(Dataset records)
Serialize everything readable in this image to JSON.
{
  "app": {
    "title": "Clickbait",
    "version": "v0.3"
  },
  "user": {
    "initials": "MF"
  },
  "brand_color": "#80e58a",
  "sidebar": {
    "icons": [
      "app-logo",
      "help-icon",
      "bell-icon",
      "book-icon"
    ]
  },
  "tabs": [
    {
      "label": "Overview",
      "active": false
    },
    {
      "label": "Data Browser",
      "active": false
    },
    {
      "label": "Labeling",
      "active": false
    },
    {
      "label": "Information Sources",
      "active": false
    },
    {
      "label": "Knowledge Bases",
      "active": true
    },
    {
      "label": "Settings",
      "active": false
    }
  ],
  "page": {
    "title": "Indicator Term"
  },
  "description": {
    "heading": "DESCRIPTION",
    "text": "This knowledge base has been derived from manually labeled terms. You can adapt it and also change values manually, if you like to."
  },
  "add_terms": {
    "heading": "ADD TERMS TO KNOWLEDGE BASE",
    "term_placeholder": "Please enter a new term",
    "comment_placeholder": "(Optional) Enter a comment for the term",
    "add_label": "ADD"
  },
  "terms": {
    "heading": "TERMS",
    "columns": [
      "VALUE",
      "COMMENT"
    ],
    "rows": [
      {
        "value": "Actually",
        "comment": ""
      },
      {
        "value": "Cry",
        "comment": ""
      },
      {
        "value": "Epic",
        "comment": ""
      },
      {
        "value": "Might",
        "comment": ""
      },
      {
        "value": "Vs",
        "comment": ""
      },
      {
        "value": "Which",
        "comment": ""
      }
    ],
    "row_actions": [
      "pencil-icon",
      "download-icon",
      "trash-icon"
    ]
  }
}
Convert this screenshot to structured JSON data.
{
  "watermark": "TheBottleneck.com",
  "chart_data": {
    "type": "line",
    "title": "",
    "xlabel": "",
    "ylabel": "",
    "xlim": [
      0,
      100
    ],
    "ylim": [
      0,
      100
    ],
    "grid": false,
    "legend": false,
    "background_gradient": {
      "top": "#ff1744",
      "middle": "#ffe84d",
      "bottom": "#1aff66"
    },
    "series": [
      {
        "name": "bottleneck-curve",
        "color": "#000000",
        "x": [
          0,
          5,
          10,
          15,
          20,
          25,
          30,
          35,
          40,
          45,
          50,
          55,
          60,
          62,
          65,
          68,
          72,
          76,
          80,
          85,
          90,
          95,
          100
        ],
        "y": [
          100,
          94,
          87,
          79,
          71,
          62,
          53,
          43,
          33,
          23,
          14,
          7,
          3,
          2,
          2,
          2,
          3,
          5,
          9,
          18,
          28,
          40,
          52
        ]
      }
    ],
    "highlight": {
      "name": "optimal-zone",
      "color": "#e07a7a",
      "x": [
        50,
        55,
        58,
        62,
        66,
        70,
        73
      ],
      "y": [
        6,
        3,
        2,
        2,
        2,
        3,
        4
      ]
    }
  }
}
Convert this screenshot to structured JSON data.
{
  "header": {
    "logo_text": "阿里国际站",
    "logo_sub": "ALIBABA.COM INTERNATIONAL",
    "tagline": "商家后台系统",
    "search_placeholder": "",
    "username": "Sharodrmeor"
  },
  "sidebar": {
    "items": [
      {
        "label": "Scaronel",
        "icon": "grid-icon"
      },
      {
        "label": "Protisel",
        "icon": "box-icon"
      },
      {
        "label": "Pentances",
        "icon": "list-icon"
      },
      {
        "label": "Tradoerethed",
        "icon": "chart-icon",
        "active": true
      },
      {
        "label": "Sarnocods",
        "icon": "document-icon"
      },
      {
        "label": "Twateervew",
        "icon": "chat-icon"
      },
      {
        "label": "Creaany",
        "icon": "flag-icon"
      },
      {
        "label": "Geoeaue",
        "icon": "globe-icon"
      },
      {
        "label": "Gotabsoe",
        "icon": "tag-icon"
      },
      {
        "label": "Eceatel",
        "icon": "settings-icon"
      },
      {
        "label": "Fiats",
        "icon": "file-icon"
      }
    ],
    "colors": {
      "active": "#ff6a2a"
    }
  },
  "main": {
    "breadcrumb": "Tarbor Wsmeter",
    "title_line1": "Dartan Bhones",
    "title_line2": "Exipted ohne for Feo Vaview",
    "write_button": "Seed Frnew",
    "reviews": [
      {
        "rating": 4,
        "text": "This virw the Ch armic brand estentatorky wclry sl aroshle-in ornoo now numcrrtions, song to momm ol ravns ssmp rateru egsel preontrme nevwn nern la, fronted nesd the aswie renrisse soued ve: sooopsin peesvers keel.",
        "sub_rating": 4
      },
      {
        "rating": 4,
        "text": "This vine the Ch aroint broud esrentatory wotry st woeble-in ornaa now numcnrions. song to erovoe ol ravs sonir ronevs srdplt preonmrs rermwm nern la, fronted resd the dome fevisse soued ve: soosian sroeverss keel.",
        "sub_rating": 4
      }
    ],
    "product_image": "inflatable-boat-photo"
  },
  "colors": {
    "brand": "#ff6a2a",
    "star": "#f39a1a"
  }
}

◆ **Given request**: Identify and copy the lines holding the word "heading".

◆ **Full solution**:
    "heading": "DESCRIPTION",
    "heading": "ADD TERMS TO KNOWLEDGE BASE",
    "heading": "TERMS",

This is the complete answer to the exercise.